▸ **EXERCISE TASK**: Return the records that follow, matching each one exactly.

☆ ☆ ☆ ☆ ☆

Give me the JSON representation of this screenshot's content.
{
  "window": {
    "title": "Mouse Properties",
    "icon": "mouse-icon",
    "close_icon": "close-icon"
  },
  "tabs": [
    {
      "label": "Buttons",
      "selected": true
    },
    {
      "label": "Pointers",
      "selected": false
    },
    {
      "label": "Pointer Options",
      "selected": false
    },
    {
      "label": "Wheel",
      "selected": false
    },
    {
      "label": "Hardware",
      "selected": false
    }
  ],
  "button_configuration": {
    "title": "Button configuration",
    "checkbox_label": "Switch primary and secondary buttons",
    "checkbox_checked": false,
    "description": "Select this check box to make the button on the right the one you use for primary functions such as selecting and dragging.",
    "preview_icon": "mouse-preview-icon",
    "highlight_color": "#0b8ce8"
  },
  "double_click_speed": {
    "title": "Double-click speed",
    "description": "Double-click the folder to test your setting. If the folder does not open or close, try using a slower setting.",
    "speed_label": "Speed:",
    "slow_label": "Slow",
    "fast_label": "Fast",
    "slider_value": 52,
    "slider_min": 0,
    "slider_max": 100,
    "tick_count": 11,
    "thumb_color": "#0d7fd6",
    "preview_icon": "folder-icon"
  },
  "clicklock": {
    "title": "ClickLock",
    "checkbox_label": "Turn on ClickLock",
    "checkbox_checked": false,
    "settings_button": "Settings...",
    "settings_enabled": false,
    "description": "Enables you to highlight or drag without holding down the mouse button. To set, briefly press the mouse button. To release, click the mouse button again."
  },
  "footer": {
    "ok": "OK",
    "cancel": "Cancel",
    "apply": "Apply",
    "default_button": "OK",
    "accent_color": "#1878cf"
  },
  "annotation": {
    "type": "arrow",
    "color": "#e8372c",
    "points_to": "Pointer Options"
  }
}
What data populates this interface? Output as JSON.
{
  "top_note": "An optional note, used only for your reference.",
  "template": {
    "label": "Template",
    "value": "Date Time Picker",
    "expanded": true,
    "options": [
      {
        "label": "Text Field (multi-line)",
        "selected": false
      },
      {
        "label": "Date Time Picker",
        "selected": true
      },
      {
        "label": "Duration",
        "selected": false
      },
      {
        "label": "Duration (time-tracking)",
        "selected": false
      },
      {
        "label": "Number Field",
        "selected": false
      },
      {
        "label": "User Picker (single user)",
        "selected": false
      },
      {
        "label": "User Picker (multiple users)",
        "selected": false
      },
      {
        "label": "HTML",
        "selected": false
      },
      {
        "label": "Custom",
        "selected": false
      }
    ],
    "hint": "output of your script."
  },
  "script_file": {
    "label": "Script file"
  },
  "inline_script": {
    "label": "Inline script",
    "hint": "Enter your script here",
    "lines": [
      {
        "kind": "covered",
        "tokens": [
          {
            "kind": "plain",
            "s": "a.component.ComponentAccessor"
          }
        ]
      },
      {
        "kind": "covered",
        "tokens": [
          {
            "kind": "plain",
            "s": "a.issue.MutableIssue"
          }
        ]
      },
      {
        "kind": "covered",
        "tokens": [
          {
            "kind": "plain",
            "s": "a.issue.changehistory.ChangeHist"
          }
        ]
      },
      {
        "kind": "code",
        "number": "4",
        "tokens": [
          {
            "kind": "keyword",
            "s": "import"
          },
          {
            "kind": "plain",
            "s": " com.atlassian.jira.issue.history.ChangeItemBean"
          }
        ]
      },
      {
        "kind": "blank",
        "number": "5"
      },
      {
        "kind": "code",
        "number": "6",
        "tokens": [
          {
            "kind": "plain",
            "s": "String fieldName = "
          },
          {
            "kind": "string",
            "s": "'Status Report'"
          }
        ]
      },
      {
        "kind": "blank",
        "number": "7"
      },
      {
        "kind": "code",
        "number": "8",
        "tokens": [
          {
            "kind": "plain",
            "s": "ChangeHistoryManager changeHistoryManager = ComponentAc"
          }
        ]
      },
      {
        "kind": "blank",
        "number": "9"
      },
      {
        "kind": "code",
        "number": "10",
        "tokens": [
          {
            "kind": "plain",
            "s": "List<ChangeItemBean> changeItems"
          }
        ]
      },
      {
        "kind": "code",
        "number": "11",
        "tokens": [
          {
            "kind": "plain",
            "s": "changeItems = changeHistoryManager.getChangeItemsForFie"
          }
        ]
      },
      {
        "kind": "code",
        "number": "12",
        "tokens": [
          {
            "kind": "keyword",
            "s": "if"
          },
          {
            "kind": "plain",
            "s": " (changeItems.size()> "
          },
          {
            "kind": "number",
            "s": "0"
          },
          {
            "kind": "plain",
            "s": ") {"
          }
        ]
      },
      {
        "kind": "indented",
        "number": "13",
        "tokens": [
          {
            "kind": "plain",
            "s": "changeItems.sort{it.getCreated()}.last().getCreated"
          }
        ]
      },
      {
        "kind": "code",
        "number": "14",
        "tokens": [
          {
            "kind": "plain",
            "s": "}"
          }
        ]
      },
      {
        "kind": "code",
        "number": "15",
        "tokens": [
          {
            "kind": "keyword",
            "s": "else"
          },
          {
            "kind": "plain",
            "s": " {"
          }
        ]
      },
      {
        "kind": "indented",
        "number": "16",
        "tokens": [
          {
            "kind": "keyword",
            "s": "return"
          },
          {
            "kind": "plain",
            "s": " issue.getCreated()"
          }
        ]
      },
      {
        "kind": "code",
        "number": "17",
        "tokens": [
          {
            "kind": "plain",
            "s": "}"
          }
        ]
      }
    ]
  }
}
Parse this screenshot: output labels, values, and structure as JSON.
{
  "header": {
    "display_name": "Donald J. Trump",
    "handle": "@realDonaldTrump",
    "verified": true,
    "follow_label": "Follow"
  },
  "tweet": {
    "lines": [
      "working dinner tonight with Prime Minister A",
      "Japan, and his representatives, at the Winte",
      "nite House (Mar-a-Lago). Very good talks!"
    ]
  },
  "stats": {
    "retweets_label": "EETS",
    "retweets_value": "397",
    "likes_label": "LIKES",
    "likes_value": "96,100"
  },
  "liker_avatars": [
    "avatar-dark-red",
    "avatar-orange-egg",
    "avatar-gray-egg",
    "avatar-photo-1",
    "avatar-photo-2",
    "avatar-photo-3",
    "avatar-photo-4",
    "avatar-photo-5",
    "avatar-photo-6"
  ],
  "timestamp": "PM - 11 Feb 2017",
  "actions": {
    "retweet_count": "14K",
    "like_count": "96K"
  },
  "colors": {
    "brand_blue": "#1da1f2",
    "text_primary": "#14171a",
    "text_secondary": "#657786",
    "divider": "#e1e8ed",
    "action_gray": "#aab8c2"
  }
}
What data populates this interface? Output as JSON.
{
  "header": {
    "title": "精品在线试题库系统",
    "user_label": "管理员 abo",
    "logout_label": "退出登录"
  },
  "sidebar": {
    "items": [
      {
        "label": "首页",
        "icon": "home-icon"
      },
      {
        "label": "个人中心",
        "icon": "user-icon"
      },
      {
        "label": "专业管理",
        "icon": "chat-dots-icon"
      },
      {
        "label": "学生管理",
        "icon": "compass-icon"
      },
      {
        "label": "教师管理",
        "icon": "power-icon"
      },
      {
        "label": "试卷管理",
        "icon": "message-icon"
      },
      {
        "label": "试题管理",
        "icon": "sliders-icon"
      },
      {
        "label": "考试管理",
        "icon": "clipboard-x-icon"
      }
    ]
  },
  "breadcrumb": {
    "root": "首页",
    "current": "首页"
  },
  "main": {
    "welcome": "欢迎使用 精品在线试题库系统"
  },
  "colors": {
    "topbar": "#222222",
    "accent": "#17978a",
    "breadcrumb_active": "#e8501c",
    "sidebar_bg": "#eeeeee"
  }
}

☆ ☆ ☆ ☆ ☆

▸ **REPLY TO THE EXERCISE**:
Give me the JSON representation of this screenshot's content.
{
  "window": {
    "title": "Mouse Properties",
    "icon": "mouse-icon",
    "close_icon": "close-icon"
  },
  "tabs": [
    {
      "label": "Buttons",
      "selected": true
    },
    {
      "label": "Pointers",
      "selected": false
    },
    {
      "label": "Pointer Options",
      "selected": false
    },
    {
      "label": "Wheel",
      "selected": false
    },
    {
      "label": "Hardware",
      "selected": false
    }
  ],
  "button_configuration": {
    "title": "Button configuration",
    "checkbox_label": "Switch primary and secondary buttons",
    "checkbox_checked": false,
    "description": "Select this check box to make the button on the right the one you use for primary functions such as selecting and dragging.",
    "preview_icon": "mouse-preview-icon",
    "highlight_color": "#0b8ce8"
  },
  "double_click_speed": {
    "title": "Double-click speed",
    "description": "Double-click the folder to test your setting. If the folder does not open or close, try using a slower setting.",
    "speed_label": "Speed:",
    "slow_label": "Slow",
    "fast_label": "Fast",
    "slider_value": 52,
    "slider_min": 0,
    "slider_max": 100,
    "tick_count": 11,
    "thumb_color": "#0d7fd6",
    "preview_icon": "folder-icon"
  },
  "clicklock": {
    "title": "ClickLock",
    "checkbox_label": "Turn on ClickLock",
    "checkbox_checked": false,
    "settings_button": "Settings...",
    "settings_enabled": false,
    "description": "Enables you to highlight or drag without holding down the mouse button. To set, briefly press the mouse button. To release, click the mouse button again."
  },
  "footer": {
    "ok": "OK",
    "cancel": "Cancel",
    "apply": "Apply",
    "default_button": "OK",
    "accent_color": "#1878cf"
  },
  "annotation": {
    "type": "arrow",
    "color": "#e8372c",
    "points_to": "Pointer Options"
  }
}
What data populates this interface? Output as JSON.
{
  "top_note": "An optional note, used only for your reference.",
  "template": {
    "label": "Template",
    "value": "Date Time Picker",
    "expanded": true,
    "options": [
      {
        "label": "Text Field (multi-line)",
        "selected": false
      },
      {
        "label": "Date Time Picker",
        "selected": true
      },
      {
        "label": "Duration",
        "selected": false
      },
      {
        "label": "Duration (time-tracking)",
        "selected": false
      },
      {
        "label": "Number Field",
        "selected": false
      },
      {
        "label": "User Picker (single user)",
        "selected": false
      },
      {
        "label": "User Picker (multiple users)",
        "selected": false
      },
      {
        "label": "HTML",
        "selected": false
      },
      {
        "label": "Custom",
        "selected": false
      }
    ],
    "hint": "output of your script."
  },
  "script_file": {
    "label": "Script file"
  },
  "inline_script": {
    "label": "Inline script",
    "hint": "Enter your script here",
    "lines": [
      {
        "kind": "covered",
        "tokens": [
          {
            "kind": "plain",
            "s": "a.component.ComponentAccessor"
          }
        ]
      },
      {
        "kind": "covered",
        "tokens": [
          {
            "kind": "plain",
            "s": "a.issue.MutableIssue"
          }
        ]
      },
      {
        "kind": "covered",
        "tokens": [
          {
            "kind": "plain",
            "s": "a.issue.changehistory.ChangeHist"
          }
        ]
      },
      {
        "kind": "code",
        "number": "4",
        "tokens": [
          {
            "kind": "keyword",
            "s": "import"
          },
          {
            "kind": "plain",
            "s": " com.atlassian.jira.issue.history.ChangeItemBean"
          }
        ]
      },
      {
        "kind": "blank",
        "number": "5"
      },
      {
        "kind": "code",
        "number": "6",
        "tokens": [
          {
            "kind": "plain",
            "s": "String fieldName = "
          },
          {
            "kind": "string",
            "s": "'Status Report'"
          }
        ]
      },
      {
        "kind": "blank",
        "number": "7"
      },
      {
        "kind": "code",
        "number": "8",
        "tokens": [
          {
            "kind": "plain",
            "s": "ChangeHistoryManager changeHistoryManager = ComponentAc"
          }
        ]
      },
      {
        "kind": "blank",
        "number": "9"
      },
      {
        "kind": "code",
        "number": "10",
        "tokens": [
          {
            "kind": "plain",
            "s": "List<ChangeItemBean> changeItems"
          }
        ]
      },
      {
        "kind": "code",
        "number": "11",
        "tokens": [
          {
            "kind": "plain",
            "s": "changeItems = changeHistoryManager.getChangeItemsForFie"
          }
        ]
      },
      {
        "kind": "code",
        "number": "12",
        "tokens": [
          {
            "kind": "keyword",
            "s": "if"
          },
          {
            "kind": "plain",
            "s": " (changeItems.size()> "
          },
          {
            "kind": "number",
            "s": "0"
          },
          {
            "kind": "plain",
            "s": ") {"
          }
        ]
      },
      {
        "kind": "indented",
        "number": "13",
        "tokens": [
          {
            "kind": "plain",
            "s": "changeItems.sort{it.getCreated()}.last().getCreated"
          }
        ]
      },
      {
        "kind": "code",
        "number": "14",
        "tokens": [
          {
            "kind": "plain",
            "s": "}"
          }
        ]
      },
      {
        "kind": "code",
        "number": "15",
        "tokens": [
          {
            "kind": "keyword",
            "s": "else"
          },
          {
            "kind": "plain",
            "s": " {"
          }
        ]
      },
      {
        "kind": "indented",
        "number": "16",
        "tokens": [
          {
            "kind": "keyword",
            "s": "return"
          },
          {
            "kind": "plain",
            "s": " issue.getCreated()"
          }
        ]
      },
      {
        "kind": "code",
        "number": "17",
        "tokens": [
          {
            "kind": "plain",
            "s": "}"
          }
        ]
      }
    ]
  }
}
Parse this screenshot: output labels, values, and structure as JSON.
{
  "header": {
    "display_name": "Donald J. Trump",
    "handle": "@realDonaldTrump",
    "verified": true,
    "follow_label": "Follow"
  },
  "tweet": {
    "lines": [
      "working dinner tonight with Prime Minister A",
      "Japan, and his representatives, at the Winte",
      "nite House (Mar-a-Lago). Very good talks!"
    ]
  },
  "stats": {
    "retweets_label": "EETS",
    "retweets_value": "397",
    "likes_label": "LIKES",
    "likes_value": "96,100"
  },
  "liker_avatars": [
    "avatar-dark-red",
    "avatar-orange-egg",
    "avatar-gray-egg",
    "avatar-photo-1",
    "avatar-photo-2",
    "avatar-photo-3",
    "avatar-photo-4",
    "avatar-photo-5",
    "avatar-photo-6"
  ],
  "timestamp": "PM - 11 Feb 2017",
  "actions": {
    "retweet_count": "14K",
    "like_count": "96K"
  },
  "colors": {
    "brand_blue": "#1da1f2",
    "text_primary": "#14171a",
    "text_secondary": "#657786",
    "divider": "#e1e8ed",
    "action_gray": "#aab8c2"
  }
}
What data populates this interface? Output as JSON.
{
  "header": {
    "title": "精品在线试题库系统",
    "user_label": "管理员 abo",
    "logout_label": "退出登录"
  },
  "sidebar": {
    "items": [
      {
        "label": "首页",
        "icon": "home-icon"
      },
      {
        "label": "个人中心",
        "icon": "user-icon"
      },
      {
        "label": "专业管理",
        "icon": "chat-dots-icon"
      },
      {
        "label": "学生管理",
        "icon": "compass-icon"
      },
      {
        "label": "教师管理",
        "icon": "power-icon"
      },
      {
        "label": "试卷管理",
        "icon": "message-icon"
      },
      {
        "label": "试题管理",
        "icon": "sliders-icon"
      },
      {
        "label": "考试管理",
        "icon": "clipboard-x-icon"
      }
    ]
  },
  "breadcrumb": {
    "root": "首页",
    "current": "首页"
  },
  "main": {
    "welcome": "欢迎使用 精品在线试题库系统"
  },
  "colors": {
    "topbar": "#222222",
    "accent": "#17978a",
    "breadcrumb_active": "#e8501c",
    "sidebar_bg": "#eeeeee"
  }
}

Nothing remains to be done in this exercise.